* EXERCISE *
What is the number of lines containing "full"? Give only that number.

* RECORDS FOR THE EXERCISE *
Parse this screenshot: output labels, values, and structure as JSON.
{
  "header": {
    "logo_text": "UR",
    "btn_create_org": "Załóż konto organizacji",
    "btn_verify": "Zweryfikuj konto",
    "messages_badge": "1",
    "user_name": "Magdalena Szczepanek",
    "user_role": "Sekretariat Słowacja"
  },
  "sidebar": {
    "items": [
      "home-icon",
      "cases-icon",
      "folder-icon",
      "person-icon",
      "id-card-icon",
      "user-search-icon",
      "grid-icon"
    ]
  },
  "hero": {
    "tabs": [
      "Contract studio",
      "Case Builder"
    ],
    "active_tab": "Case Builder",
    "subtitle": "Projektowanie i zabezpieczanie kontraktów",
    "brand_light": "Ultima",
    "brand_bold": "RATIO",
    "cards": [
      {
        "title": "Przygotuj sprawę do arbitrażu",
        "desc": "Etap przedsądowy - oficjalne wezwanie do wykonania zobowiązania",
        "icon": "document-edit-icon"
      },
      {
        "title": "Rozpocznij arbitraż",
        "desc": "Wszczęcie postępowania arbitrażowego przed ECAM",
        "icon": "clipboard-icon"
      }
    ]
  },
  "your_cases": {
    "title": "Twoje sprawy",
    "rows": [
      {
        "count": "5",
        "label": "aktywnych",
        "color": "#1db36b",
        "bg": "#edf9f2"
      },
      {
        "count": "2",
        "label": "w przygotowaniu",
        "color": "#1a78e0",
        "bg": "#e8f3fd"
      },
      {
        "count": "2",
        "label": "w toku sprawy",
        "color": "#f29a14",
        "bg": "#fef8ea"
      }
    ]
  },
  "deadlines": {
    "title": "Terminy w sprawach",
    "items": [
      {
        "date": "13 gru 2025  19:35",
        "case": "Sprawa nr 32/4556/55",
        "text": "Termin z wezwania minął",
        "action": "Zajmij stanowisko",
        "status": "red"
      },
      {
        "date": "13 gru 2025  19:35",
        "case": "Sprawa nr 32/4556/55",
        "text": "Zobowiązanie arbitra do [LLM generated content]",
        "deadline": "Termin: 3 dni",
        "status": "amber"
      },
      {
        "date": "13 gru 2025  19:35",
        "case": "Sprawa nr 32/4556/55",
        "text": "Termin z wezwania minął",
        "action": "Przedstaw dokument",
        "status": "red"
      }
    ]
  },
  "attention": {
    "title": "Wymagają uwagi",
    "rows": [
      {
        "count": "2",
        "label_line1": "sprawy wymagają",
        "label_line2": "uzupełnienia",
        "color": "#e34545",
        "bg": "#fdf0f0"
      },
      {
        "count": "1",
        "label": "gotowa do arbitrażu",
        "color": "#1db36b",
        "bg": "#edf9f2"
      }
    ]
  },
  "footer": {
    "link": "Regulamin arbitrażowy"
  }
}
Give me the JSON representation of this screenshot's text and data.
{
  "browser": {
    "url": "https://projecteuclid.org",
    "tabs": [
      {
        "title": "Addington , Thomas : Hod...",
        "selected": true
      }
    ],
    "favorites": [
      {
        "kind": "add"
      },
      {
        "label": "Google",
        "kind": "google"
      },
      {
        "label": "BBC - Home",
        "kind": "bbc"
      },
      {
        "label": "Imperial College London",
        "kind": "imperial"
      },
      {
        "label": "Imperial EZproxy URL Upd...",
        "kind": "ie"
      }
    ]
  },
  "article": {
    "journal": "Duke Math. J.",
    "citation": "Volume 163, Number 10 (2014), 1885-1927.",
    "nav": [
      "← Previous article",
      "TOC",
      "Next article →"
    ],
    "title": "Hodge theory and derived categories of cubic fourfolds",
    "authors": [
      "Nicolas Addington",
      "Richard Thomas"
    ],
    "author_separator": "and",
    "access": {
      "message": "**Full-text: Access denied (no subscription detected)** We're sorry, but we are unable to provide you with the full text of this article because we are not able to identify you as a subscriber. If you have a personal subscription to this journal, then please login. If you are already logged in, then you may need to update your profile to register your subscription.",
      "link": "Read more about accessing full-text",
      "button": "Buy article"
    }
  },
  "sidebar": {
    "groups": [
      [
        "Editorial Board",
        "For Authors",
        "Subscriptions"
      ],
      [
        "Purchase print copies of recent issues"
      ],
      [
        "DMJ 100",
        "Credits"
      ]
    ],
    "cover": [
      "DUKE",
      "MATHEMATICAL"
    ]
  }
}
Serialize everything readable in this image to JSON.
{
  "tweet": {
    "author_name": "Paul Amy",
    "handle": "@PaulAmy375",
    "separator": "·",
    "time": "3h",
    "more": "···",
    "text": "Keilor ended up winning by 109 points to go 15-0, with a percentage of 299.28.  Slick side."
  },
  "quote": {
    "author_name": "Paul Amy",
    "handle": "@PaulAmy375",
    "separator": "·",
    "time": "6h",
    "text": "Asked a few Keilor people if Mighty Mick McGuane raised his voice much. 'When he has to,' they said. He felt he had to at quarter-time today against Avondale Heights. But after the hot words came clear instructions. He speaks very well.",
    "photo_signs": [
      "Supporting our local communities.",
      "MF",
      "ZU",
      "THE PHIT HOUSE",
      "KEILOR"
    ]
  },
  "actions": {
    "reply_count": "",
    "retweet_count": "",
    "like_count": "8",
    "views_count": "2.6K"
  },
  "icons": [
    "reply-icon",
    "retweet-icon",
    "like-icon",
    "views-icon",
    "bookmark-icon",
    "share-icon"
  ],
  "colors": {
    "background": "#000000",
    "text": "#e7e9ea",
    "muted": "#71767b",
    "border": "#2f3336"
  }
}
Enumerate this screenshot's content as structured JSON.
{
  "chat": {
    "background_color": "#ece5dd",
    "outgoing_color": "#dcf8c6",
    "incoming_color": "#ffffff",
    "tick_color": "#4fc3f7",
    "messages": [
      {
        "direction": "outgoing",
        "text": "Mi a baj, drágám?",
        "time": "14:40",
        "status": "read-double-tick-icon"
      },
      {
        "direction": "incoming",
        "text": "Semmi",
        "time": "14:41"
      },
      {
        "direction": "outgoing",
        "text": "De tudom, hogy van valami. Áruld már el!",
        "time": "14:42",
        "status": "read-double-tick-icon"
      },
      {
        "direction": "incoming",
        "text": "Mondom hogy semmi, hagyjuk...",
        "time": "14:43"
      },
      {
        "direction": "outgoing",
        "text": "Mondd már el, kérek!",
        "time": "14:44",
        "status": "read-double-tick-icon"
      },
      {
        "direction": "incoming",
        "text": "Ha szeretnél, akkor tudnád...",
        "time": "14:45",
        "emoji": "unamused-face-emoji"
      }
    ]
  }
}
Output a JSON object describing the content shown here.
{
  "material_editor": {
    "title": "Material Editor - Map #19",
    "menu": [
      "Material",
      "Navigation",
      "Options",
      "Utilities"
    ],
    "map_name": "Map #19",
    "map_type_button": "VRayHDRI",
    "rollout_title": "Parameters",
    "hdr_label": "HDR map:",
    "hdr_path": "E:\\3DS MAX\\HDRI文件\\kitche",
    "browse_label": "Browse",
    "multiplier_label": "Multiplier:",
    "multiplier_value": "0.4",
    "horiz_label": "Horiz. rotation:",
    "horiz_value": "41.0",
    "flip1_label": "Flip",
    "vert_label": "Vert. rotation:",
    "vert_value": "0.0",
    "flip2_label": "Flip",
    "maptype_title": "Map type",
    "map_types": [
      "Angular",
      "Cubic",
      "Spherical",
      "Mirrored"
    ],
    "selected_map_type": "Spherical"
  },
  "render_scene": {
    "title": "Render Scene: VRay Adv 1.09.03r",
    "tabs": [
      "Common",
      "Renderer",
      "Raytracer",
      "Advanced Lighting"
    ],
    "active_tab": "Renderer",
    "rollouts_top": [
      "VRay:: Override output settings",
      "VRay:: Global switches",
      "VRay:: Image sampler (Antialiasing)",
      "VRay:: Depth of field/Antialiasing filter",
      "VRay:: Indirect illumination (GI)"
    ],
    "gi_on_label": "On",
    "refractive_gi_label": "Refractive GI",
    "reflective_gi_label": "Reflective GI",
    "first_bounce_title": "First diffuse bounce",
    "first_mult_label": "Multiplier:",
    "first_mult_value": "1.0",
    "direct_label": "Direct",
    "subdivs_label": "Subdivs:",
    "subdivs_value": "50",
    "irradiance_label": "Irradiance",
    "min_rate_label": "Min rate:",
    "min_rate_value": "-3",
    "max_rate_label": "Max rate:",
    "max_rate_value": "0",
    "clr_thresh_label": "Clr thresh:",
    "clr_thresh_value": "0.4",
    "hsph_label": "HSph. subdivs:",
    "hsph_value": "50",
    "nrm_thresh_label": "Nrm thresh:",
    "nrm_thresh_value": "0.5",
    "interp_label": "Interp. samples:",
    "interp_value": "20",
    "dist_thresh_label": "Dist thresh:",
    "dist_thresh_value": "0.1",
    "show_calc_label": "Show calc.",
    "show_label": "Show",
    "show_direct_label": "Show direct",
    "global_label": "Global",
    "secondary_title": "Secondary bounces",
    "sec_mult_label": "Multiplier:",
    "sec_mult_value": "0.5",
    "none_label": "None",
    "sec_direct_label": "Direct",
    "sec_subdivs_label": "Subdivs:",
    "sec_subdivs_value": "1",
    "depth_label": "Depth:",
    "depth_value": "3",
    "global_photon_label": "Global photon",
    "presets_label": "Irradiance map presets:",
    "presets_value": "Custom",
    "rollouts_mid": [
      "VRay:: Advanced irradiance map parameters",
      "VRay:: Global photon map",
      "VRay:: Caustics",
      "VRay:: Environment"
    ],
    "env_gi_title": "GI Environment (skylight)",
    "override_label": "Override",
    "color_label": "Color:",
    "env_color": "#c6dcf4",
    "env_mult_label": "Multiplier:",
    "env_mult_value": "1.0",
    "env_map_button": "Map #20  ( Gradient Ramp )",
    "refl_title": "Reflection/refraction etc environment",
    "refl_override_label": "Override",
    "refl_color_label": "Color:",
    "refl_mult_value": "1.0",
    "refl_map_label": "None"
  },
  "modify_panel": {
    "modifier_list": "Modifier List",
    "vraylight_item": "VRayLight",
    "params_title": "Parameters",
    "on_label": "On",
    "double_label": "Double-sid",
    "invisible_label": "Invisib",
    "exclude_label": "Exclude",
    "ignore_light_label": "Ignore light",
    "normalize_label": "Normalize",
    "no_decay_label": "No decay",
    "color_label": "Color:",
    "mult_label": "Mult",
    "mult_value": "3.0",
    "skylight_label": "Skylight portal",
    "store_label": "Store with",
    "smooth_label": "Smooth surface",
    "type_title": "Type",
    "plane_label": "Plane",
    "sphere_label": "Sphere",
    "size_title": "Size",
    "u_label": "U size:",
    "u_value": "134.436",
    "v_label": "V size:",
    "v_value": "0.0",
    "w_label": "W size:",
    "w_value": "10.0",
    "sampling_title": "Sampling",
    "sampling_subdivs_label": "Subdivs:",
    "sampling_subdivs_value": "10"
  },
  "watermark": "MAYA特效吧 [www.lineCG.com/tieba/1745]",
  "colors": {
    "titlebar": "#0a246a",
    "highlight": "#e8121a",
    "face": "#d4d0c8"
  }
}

* SOLUTION BELOW *
2